▸ **Items from a dataset**:
+++++

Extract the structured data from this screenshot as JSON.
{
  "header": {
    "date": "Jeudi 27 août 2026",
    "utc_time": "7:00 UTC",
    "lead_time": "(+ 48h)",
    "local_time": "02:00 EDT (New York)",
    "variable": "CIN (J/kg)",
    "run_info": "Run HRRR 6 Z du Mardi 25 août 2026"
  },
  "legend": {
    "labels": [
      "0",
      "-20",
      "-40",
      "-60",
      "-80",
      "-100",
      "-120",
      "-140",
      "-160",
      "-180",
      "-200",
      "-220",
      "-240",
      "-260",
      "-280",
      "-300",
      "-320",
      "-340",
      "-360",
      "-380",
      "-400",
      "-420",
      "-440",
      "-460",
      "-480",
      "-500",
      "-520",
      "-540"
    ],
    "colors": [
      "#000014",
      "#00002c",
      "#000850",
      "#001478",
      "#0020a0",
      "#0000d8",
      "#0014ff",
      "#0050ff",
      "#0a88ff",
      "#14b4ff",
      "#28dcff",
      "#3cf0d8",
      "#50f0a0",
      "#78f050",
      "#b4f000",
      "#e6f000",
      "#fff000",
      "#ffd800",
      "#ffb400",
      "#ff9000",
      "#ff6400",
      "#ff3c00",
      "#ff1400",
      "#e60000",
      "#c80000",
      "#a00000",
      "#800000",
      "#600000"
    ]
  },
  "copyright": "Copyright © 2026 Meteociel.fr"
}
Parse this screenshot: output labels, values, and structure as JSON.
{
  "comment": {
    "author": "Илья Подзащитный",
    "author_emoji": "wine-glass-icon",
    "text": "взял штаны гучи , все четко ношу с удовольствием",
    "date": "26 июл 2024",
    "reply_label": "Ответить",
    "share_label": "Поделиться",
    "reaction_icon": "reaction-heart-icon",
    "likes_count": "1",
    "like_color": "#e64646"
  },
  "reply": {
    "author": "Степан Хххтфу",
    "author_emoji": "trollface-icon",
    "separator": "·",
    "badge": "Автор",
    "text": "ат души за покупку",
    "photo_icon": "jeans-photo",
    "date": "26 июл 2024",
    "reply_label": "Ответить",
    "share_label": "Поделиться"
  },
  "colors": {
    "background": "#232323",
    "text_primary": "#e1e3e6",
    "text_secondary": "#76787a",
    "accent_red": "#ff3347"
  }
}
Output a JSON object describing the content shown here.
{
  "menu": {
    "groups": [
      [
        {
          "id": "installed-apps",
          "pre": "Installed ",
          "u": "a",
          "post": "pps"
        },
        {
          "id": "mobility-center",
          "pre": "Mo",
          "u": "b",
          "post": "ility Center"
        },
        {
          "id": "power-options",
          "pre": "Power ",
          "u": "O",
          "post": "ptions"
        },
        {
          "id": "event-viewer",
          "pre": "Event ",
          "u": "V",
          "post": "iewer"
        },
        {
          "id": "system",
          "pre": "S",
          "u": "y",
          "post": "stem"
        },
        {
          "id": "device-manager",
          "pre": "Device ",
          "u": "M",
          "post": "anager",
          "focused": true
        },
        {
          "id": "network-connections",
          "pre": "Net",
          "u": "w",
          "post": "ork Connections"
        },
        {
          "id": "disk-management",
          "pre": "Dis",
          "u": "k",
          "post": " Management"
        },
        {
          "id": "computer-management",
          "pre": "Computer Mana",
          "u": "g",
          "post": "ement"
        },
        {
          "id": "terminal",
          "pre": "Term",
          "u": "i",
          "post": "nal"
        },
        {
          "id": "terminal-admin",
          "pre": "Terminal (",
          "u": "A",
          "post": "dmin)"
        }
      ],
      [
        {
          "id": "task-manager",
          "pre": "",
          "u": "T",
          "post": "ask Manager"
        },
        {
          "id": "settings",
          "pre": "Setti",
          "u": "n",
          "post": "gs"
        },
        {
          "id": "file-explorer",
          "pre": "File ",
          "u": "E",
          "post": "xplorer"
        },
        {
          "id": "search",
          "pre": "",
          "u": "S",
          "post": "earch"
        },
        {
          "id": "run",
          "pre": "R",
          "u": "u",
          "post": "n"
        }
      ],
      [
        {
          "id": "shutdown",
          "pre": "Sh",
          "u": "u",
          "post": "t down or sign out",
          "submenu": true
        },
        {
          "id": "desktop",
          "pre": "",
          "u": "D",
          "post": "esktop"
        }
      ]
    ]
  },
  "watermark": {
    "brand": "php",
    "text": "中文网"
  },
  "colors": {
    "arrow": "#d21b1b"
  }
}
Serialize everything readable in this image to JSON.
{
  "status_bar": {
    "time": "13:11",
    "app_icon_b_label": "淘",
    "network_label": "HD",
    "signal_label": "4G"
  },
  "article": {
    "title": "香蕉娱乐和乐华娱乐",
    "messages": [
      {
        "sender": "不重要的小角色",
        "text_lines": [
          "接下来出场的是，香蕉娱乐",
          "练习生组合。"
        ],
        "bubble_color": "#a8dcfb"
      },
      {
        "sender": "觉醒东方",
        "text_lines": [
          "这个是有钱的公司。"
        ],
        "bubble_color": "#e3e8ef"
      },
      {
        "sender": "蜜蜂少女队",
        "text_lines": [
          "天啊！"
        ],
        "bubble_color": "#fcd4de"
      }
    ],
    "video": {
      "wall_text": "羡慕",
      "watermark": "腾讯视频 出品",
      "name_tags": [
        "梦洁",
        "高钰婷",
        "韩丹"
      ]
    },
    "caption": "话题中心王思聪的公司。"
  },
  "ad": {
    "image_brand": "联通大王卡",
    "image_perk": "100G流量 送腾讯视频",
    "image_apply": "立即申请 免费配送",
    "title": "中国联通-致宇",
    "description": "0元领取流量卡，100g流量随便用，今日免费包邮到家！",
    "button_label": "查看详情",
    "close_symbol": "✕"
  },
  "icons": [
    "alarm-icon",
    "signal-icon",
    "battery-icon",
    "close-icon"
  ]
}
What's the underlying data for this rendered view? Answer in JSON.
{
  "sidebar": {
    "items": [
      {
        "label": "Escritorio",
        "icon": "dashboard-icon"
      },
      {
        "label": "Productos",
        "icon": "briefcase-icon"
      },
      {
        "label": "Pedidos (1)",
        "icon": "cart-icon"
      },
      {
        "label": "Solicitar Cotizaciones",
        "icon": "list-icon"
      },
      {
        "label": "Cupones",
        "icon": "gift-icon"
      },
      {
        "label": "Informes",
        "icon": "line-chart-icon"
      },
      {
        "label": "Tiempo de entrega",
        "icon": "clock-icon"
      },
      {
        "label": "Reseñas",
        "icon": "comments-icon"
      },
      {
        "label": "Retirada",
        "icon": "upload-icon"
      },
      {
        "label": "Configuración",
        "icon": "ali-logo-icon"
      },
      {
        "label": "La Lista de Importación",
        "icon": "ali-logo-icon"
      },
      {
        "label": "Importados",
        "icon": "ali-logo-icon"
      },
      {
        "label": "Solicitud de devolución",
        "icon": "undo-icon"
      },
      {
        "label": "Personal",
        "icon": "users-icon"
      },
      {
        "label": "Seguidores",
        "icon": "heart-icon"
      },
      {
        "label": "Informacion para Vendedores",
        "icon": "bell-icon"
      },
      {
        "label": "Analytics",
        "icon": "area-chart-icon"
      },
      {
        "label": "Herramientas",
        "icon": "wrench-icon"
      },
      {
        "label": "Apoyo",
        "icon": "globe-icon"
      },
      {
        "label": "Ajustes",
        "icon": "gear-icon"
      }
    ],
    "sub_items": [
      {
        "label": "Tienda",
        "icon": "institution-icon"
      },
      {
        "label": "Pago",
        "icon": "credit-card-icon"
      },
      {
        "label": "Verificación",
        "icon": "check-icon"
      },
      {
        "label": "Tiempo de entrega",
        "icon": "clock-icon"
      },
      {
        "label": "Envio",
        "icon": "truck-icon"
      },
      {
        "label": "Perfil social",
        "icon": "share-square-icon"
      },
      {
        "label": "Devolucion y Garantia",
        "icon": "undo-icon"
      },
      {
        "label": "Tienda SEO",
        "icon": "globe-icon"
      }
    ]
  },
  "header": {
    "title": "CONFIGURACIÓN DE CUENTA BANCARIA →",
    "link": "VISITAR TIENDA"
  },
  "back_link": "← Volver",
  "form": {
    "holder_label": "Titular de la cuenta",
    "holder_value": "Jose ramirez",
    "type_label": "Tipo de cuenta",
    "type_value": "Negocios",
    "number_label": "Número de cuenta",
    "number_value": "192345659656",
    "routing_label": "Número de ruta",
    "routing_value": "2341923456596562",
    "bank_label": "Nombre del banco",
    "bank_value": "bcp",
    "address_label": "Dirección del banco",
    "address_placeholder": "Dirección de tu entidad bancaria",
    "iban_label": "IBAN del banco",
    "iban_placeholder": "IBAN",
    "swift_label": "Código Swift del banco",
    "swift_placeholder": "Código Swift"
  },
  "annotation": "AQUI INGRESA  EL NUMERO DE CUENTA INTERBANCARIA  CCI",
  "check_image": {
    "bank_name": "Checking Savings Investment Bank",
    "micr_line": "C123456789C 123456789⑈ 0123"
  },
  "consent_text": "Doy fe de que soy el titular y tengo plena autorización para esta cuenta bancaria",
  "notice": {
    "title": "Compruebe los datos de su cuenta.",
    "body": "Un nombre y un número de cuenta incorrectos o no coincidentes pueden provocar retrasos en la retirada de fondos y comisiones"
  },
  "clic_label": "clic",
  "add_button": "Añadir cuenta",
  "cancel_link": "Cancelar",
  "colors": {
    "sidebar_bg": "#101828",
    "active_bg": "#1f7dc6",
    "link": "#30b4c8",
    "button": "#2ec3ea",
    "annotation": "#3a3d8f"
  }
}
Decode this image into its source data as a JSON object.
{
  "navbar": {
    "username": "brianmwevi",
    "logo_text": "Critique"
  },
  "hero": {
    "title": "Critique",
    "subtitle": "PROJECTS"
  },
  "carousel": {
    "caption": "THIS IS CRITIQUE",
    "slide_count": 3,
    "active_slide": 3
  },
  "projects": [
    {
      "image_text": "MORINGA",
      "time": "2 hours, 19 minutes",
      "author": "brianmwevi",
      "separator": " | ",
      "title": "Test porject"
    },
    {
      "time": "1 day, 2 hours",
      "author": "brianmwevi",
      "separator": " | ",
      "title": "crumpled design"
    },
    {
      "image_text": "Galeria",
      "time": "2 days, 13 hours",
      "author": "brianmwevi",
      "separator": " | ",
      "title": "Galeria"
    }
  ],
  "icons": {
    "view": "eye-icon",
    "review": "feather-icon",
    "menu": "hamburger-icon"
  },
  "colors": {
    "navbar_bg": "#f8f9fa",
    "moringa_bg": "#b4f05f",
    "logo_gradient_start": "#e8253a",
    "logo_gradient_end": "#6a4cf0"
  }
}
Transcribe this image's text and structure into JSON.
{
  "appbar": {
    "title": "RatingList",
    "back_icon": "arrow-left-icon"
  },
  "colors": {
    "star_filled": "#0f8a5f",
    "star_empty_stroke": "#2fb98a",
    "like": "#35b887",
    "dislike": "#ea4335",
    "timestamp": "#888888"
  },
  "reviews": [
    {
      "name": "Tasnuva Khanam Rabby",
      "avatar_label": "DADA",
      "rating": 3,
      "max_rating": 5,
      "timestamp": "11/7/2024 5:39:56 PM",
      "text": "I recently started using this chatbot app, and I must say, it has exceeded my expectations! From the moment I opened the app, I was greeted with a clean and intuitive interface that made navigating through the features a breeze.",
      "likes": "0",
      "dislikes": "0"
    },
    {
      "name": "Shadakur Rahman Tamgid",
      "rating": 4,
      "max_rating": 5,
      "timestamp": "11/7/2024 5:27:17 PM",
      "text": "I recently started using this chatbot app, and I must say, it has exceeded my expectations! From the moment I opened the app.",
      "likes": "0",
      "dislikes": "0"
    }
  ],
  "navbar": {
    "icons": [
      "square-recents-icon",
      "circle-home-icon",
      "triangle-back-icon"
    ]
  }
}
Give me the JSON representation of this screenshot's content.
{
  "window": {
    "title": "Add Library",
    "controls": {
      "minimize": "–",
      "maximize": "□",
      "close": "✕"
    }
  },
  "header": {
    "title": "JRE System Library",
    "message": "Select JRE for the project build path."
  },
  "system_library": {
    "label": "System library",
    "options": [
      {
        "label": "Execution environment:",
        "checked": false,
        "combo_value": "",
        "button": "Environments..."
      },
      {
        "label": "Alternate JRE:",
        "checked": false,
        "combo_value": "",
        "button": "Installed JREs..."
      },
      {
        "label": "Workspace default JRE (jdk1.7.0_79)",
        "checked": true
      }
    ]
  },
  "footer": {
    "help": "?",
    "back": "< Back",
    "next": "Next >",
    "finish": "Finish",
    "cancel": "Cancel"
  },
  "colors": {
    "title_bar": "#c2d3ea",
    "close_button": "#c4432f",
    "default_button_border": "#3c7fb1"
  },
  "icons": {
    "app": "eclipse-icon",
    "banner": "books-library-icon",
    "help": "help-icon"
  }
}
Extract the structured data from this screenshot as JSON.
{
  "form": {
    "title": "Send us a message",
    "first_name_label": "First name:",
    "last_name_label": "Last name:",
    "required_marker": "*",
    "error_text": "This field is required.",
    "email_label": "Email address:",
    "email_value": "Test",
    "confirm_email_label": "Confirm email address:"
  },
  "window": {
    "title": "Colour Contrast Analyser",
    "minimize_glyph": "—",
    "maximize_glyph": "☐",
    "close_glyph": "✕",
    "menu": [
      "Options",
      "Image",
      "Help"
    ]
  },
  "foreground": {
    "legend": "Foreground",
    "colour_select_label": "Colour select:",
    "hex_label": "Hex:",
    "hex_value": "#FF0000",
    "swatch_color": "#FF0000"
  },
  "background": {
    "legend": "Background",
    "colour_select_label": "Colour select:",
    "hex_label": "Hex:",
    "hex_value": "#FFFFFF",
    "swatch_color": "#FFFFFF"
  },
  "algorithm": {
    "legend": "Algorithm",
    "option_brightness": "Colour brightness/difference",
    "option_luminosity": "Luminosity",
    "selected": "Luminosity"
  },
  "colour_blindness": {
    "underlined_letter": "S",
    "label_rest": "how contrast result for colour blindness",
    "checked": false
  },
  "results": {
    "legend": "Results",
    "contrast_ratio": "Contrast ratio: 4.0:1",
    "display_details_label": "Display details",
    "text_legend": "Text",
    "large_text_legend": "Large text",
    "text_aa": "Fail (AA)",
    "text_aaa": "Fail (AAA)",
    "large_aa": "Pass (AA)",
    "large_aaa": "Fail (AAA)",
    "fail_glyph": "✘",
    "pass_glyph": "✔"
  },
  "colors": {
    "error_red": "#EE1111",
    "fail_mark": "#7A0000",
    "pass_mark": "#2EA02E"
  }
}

+++++

▸ **Your goal**:
Find all lines where the word "IBAN" appears. Copy them.

▸ **Complete output**:
    "iban_label": "IBAN del banco",
    "iban_placeholder": "IBAN",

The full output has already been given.